Collected data:
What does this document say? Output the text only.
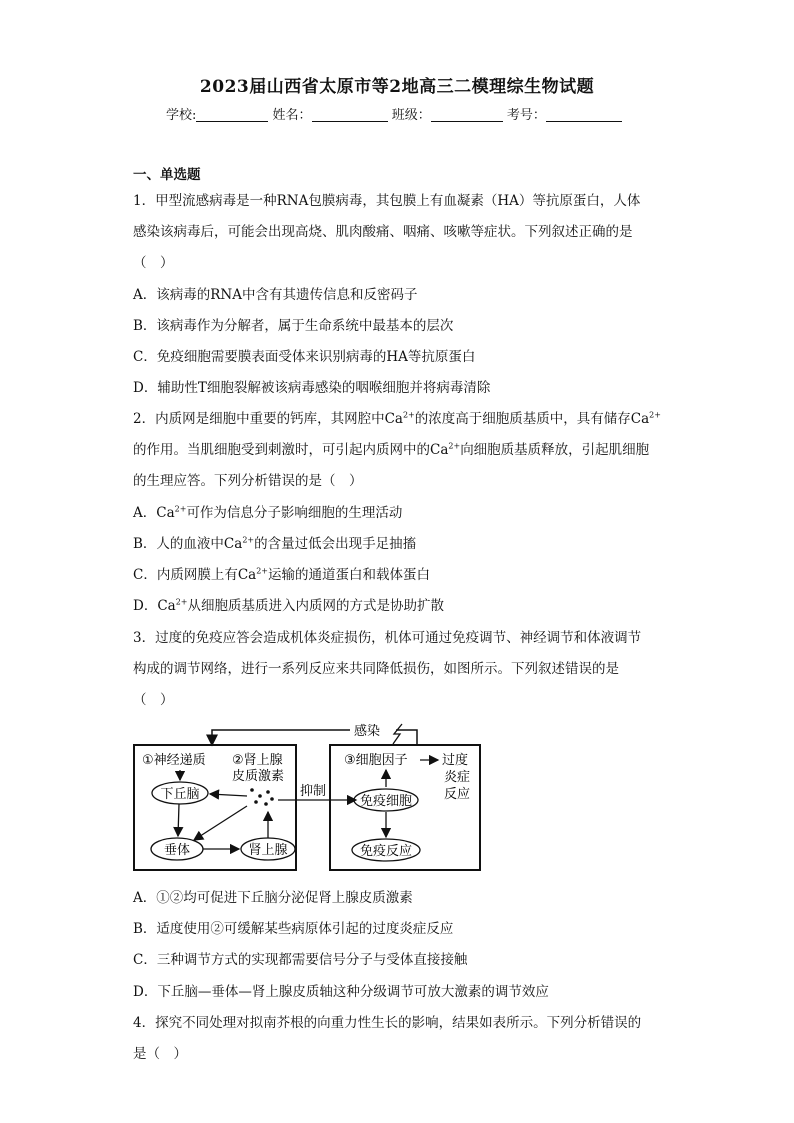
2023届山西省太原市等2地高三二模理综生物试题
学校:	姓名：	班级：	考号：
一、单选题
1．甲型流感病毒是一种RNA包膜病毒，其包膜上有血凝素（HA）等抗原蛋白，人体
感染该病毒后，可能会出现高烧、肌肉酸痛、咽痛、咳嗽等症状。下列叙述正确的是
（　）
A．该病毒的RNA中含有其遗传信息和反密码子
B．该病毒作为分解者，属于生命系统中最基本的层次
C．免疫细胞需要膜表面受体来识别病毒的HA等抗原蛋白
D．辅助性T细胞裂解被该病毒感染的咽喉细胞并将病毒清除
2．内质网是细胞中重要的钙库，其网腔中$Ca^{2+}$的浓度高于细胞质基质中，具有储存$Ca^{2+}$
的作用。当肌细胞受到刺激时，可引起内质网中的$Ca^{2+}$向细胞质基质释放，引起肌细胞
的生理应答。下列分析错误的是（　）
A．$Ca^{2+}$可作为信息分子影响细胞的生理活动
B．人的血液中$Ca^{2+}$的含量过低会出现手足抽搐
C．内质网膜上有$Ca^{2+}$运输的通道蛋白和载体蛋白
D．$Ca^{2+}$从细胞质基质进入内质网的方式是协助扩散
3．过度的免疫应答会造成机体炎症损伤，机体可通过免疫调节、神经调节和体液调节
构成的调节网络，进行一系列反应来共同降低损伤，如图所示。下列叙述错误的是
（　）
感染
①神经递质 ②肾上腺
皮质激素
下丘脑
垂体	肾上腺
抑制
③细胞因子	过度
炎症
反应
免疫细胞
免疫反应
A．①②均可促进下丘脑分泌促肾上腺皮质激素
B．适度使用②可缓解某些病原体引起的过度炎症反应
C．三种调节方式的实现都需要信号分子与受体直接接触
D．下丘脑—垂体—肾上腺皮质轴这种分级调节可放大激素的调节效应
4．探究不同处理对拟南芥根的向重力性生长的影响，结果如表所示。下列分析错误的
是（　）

EXERCISE REQUIREMENTS —
Restate each of the entries above word for word and skip every image.

RESULT OF THE EXERCISE —
What does this document say? Output the text only.
2023届山西省太原市等2地高三二模理综生物试题
学校:	姓名：	班级：	考号：
一、单选题
1．甲型流感病毒是一种RNA包膜病毒，其包膜上有血凝素（HA）等抗原蛋白，人体
感染该病毒后，可能会出现高烧、肌肉酸痛、咽痛、咳嗽等症状。下列叙述正确的是
（　）
A．该病毒的RNA中含有其遗传信息和反密码子
B．该病毒作为分解者，属于生命系统中最基本的层次
C．免疫细胞需要膜表面受体来识别病毒的HA等抗原蛋白
D．辅助性T细胞裂解被该病毒感染的咽喉细胞并将病毒清除
2．内质网是细胞中重要的钙库，其网腔中$Ca^{2+}$的浓度高于细胞质基质中，具有储存$Ca^{2+}$
的作用。当肌细胞受到刺激时，可引起内质网中的$Ca^{2+}$向细胞质基质释放，引起肌细胞
的生理应答。下列分析错误的是（　）
A．$Ca^{2+}$可作为信息分子影响细胞的生理活动
B．人的血液中$Ca^{2+}$的含量过低会出现手足抽搐
C．内质网膜上有$Ca^{2+}$运输的通道蛋白和载体蛋白
D．$Ca^{2+}$从细胞质基质进入内质网的方式是协助扩散
3．过度的免疫应答会造成机体炎症损伤，机体可通过免疫调节、神经调节和体液调节
构成的调节网络，进行一系列反应来共同降低损伤，如图所示。下列叙述错误的是
（　）
感染
①神经递质 ②肾上腺
皮质激素
下丘脑
垂体	肾上腺
抑制
③细胞因子	过度
炎症
反应
免疫细胞
免疫反应
A．①②均可促进下丘脑分泌促肾上腺皮质激素
B．适度使用②可缓解某些病原体引起的过度炎症反应
C．三种调节方式的实现都需要信号分子与受体直接接触
D．下丘脑—垂体—肾上腺皮质轴这种分级调节可放大激素的调节效应
4．探究不同处理对拟南芥根的向重力性生长的影响，结果如表所示。下列分析错误的
是（　）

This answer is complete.